Source records
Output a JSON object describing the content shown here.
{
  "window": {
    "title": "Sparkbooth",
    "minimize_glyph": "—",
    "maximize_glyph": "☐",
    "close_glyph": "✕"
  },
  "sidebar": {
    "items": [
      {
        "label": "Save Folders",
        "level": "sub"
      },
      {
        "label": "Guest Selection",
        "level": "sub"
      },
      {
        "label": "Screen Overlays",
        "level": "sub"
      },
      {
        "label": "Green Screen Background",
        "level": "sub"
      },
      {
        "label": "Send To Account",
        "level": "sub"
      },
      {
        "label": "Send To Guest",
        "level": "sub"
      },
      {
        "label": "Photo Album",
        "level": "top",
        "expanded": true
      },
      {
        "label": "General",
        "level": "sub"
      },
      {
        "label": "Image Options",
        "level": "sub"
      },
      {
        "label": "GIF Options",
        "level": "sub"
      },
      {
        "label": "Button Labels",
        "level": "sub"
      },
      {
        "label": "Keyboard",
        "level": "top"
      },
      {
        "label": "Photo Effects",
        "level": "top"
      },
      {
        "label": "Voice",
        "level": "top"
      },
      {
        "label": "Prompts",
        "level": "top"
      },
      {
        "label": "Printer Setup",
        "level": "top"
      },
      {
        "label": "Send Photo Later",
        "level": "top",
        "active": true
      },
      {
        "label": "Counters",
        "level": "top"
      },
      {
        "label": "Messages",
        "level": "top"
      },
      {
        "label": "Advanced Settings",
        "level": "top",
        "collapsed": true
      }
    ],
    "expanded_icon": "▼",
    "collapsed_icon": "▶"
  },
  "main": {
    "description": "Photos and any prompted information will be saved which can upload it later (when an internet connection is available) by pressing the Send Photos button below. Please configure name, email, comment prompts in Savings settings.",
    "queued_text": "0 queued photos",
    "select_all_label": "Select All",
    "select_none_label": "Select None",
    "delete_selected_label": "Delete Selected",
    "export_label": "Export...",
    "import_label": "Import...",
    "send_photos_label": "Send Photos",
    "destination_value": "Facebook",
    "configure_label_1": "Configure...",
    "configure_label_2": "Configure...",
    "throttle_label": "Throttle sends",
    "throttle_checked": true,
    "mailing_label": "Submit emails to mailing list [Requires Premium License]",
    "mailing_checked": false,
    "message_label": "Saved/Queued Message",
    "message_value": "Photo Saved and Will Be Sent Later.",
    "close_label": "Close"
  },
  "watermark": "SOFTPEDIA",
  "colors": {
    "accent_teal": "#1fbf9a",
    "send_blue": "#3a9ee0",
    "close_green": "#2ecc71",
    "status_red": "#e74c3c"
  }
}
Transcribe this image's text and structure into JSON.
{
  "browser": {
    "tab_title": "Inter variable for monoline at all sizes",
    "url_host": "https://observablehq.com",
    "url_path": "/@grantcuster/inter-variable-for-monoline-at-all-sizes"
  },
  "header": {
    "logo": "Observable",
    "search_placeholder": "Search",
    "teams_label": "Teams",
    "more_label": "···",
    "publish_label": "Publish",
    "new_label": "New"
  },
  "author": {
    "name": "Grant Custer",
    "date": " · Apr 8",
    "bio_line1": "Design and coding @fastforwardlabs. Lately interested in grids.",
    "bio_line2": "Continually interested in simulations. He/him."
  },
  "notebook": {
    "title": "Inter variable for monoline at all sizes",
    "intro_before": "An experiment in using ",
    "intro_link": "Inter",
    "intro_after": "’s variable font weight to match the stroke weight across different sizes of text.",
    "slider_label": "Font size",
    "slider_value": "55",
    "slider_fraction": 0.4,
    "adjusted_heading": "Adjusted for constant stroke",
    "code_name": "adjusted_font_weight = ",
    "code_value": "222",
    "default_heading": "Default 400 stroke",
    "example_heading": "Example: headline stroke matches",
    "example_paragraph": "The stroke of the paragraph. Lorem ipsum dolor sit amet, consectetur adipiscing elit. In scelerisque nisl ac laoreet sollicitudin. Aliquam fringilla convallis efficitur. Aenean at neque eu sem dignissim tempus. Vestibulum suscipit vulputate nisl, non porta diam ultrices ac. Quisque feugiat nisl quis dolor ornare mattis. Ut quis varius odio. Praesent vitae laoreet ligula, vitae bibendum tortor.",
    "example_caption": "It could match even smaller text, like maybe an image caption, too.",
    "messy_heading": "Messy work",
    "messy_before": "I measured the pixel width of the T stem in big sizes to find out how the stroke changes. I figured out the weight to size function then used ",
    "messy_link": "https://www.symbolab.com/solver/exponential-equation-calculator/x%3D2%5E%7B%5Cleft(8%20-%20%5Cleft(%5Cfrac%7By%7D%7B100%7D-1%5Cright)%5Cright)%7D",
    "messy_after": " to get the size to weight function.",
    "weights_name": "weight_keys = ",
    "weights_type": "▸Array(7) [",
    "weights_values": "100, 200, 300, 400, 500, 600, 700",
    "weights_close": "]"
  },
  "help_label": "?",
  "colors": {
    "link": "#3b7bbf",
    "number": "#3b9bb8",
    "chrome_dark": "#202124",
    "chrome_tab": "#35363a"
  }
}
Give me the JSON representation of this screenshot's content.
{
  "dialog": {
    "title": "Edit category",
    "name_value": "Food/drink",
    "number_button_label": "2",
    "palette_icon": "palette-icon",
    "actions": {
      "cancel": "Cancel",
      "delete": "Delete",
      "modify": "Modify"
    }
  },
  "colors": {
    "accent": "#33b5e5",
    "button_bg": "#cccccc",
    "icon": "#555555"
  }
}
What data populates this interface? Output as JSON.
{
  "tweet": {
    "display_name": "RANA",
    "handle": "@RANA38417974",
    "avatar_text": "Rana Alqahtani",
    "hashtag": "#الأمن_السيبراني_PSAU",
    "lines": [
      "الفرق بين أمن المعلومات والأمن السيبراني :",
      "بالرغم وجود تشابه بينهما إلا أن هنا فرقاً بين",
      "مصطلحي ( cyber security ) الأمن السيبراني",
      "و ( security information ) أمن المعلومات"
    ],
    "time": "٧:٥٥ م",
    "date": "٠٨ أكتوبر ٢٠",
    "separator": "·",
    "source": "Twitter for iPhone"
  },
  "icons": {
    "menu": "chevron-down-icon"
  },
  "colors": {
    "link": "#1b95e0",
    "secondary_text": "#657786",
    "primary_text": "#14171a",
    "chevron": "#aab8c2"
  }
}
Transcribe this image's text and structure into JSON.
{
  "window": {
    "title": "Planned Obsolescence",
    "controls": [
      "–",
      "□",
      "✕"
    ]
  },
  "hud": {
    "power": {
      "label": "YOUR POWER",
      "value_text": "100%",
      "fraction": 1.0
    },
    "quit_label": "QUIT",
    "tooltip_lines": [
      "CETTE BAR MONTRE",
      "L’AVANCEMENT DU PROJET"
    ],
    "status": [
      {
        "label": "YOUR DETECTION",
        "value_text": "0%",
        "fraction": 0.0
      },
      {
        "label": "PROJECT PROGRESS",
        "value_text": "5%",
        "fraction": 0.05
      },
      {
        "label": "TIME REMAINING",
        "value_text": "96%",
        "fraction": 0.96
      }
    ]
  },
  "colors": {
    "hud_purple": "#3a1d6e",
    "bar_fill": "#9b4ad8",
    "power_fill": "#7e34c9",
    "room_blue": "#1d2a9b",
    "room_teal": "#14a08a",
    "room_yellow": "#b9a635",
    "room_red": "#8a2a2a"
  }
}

▶ [Job]
Reproduce the material precisely, including every line.

▶ [Complete response]
Output a JSON object describing the content shown here.
{
  "window": {
    "title": "Sparkbooth",
    "minimize_glyph": "—",
    "maximize_glyph": "☐",
    "close_glyph": "✕"
  },
  "sidebar": {
    "items": [
      {
        "label": "Save Folders",
        "level": "sub"
      },
      {
        "label": "Guest Selection",
        "level": "sub"
      },
      {
        "label": "Screen Overlays",
        "level": "sub"
      },
      {
        "label": "Green Screen Background",
        "level": "sub"
      },
      {
        "label": "Send To Account",
        "level": "sub"
      },
      {
        "label": "Send To Guest",
        "level": "sub"
      },
      {
        "label": "Photo Album",
        "level": "top",
        "expanded": true
      },
      {
        "label": "General",
        "level": "sub"
      },
      {
        "label": "Image Options",
        "level": "sub"
      },
      {
        "label": "GIF Options",
        "level": "sub"
      },
      {
        "label": "Button Labels",
        "level": "sub"
      },
      {
        "label": "Keyboard",
        "level": "top"
      },
      {
        "label": "Photo Effects",
        "level": "top"
      },
      {
        "label": "Voice",
        "level": "top"
      },
      {
        "label": "Prompts",
        "level": "top"
      },
      {
        "label": "Printer Setup",
        "level": "top"
      },
      {
        "label": "Send Photo Later",
        "level": "top",
        "active": true
      },
      {
        "label": "Counters",
        "level": "top"
      },
      {
        "label": "Messages",
        "level": "top"
      },
      {
        "label": "Advanced Settings",
        "level": "top",
        "collapsed": true
      }
    ],
    "expanded_icon": "▼",
    "collapsed_icon": "▶"
  },
  "main": {
    "description": "Photos and any prompted information will be saved which can upload it later (when an internet connection is available) by pressing the Send Photos button below. Please configure name, email, comment prompts in Savings settings.",
    "queued_text": "0 queued photos",
    "select_all_label": "Select All",
    "select_none_label": "Select None",
    "delete_selected_label": "Delete Selected",
    "export_label": "Export...",
    "import_label": "Import...",
    "send_photos_label": "Send Photos",
    "destination_value": "Facebook",
    "configure_label_1": "Configure...",
    "configure_label_2": "Configure...",
    "throttle_label": "Throttle sends",
    "throttle_checked": true,
    "mailing_label": "Submit emails to mailing list [Requires Premium License]",
    "mailing_checked": false,
    "message_label": "Saved/Queued Message",
    "message_value": "Photo Saved and Will Be Sent Later.",
    "close_label": "Close"
  },
  "watermark": "SOFTPEDIA",
  "colors": {
    "accent_teal": "#1fbf9a",
    "send_blue": "#3a9ee0",
    "close_green": "#2ecc71",
    "status_red": "#e74c3c"
  }
}
Transcribe this image's text and structure into JSON.
{
  "browser": {
    "tab_title": "Inter variable for monoline at all sizes",
    "url_host": "https://observablehq.com",
    "url_path": "/@grantcuster/inter-variable-for-monoline-at-all-sizes"
  },
  "header": {
    "logo": "Observable",
    "search_placeholder": "Search",
    "teams_label": "Teams",
    "more_label": "···",
    "publish_label": "Publish",
    "new_label": "New"
  },
  "author": {
    "name": "Grant Custer",
    "date": " · Apr 8",
    "bio_line1": "Design and coding @fastforwardlabs. Lately interested in grids.",
    "bio_line2": "Continually interested in simulations. He/him."
  },
  "notebook": {
    "title": "Inter variable for monoline at all sizes",
    "intro_before": "An experiment in using ",
    "intro_link": "Inter",
    "intro_after": "’s variable font weight to match the stroke weight across different sizes of text.",
    "slider_label": "Font size",
    "slider_value": "55",
    "slider_fraction": 0.4,
    "adjusted_heading": "Adjusted for constant stroke",
    "code_name": "adjusted_font_weight = ",
    "code_value": "222",
    "default_heading": "Default 400 stroke",
    "example_heading": "Example: headline stroke matches",
    "example_paragraph": "The stroke of the paragraph. Lorem ipsum dolor sit amet, consectetur adipiscing elit. In scelerisque nisl ac laoreet sollicitudin. Aliquam fringilla convallis efficitur. Aenean at neque eu sem dignissim tempus. Vestibulum suscipit vulputate nisl, non porta diam ultrices ac. Quisque feugiat nisl quis dolor ornare mattis. Ut quis varius odio. Praesent vitae laoreet ligula, vitae bibendum tortor.",
    "example_caption": "It could match even smaller text, like maybe an image caption, too.",
    "messy_heading": "Messy work",
    "messy_before": "I measured the pixel width of the T stem in big sizes to find out how the stroke changes. I figured out the weight to size function then used ",
    "messy_link": "https://www.symbolab.com/solver/exponential-equation-calculator/x%3D2%5E%7B%5Cleft(8%20-%20%5Cleft(%5Cfrac%7By%7D%7B100%7D-1%5Cright)%5Cright)%7D",
    "messy_after": " to get the size to weight function.",
    "weights_name": "weight_keys = ",
    "weights_type": "▸Array(7) [",
    "weights_values": "100, 200, 300, 400, 500, 600, 700",
    "weights_close": "]"
  },
  "help_label": "?",
  "colors": {
    "link": "#3b7bbf",
    "number": "#3b9bb8",
    "chrome_dark": "#202124",
    "chrome_tab": "#35363a"
  }
}
Give me the JSON representation of this screenshot's content.
{
  "dialog": {
    "title": "Edit category",
    "name_value": "Food/drink",
    "number_button_label": "2",
    "palette_icon": "palette-icon",
    "actions": {
      "cancel": "Cancel",
      "delete": "Delete",
      "modify": "Modify"
    }
  },
  "colors": {
    "accent": "#33b5e5",
    "button_bg": "#cccccc",
    "icon": "#555555"
  }
}
What data populates this interface? Output as JSON.
{
  "tweet": {
    "display_name": "RANA",
    "handle": "@RANA38417974",
    "avatar_text": "Rana Alqahtani",
    "hashtag": "#الأمن_السيبراني_PSAU",
    "lines": [
      "الفرق بين أمن المعلومات والأمن السيبراني :",
      "بالرغم وجود تشابه بينهما إلا أن هنا فرقاً بين",
      "مصطلحي ( cyber security ) الأمن السيبراني",
      "و ( security information ) أمن المعلومات"
    ],
    "time": "٧:٥٥ م",
    "date": "٠٨ أكتوبر ٢٠",
    "separator": "·",
    "source": "Twitter for iPhone"
  },
  "icons": {
    "menu": "chevron-down-icon"
  },
  "colors": {
    "link": "#1b95e0",
    "secondary_text": "#657786",
    "primary_text": "#14171a",
    "chevron": "#aab8c2"
  }
}
Transcribe this image's text and structure into JSON.
{
  "window": {
    "title": "Planned Obsolescence",
    "controls": [
      "–",
      "□",
      "✕"
    ]
  },
  "hud": {
    "power": {
      "label": "YOUR POWER",
      "value_text": "100%",
      "fraction": 1.0
    },
    "quit_label": "QUIT",
    "tooltip_lines": [
      "CETTE BAR MONTRE",
      "L’AVANCEMENT DU PROJET"
    ],
    "status": [
      {
        "label": "YOUR DETECTION",
        "value_text": "0%",
        "fraction": 0.0
      },
      {
        "label": "PROJECT PROGRESS",
        "value_text": "5%",
        "fraction": 0.05
      },
      {
        "label": "TIME REMAINING",
        "value_text": "96%",
        "fraction": 0.96
      }
    ]
  },
  "colors": {
    "hud_purple": "#3a1d6e",
    "bar_fill": "#9b4ad8",
    "power_fill": "#7e34c9",
    "room_blue": "#1d2a9b",
    "room_teal": "#14a08a",
    "room_yellow": "#b9a635",
    "room_red": "#8a2a2a"
  }
}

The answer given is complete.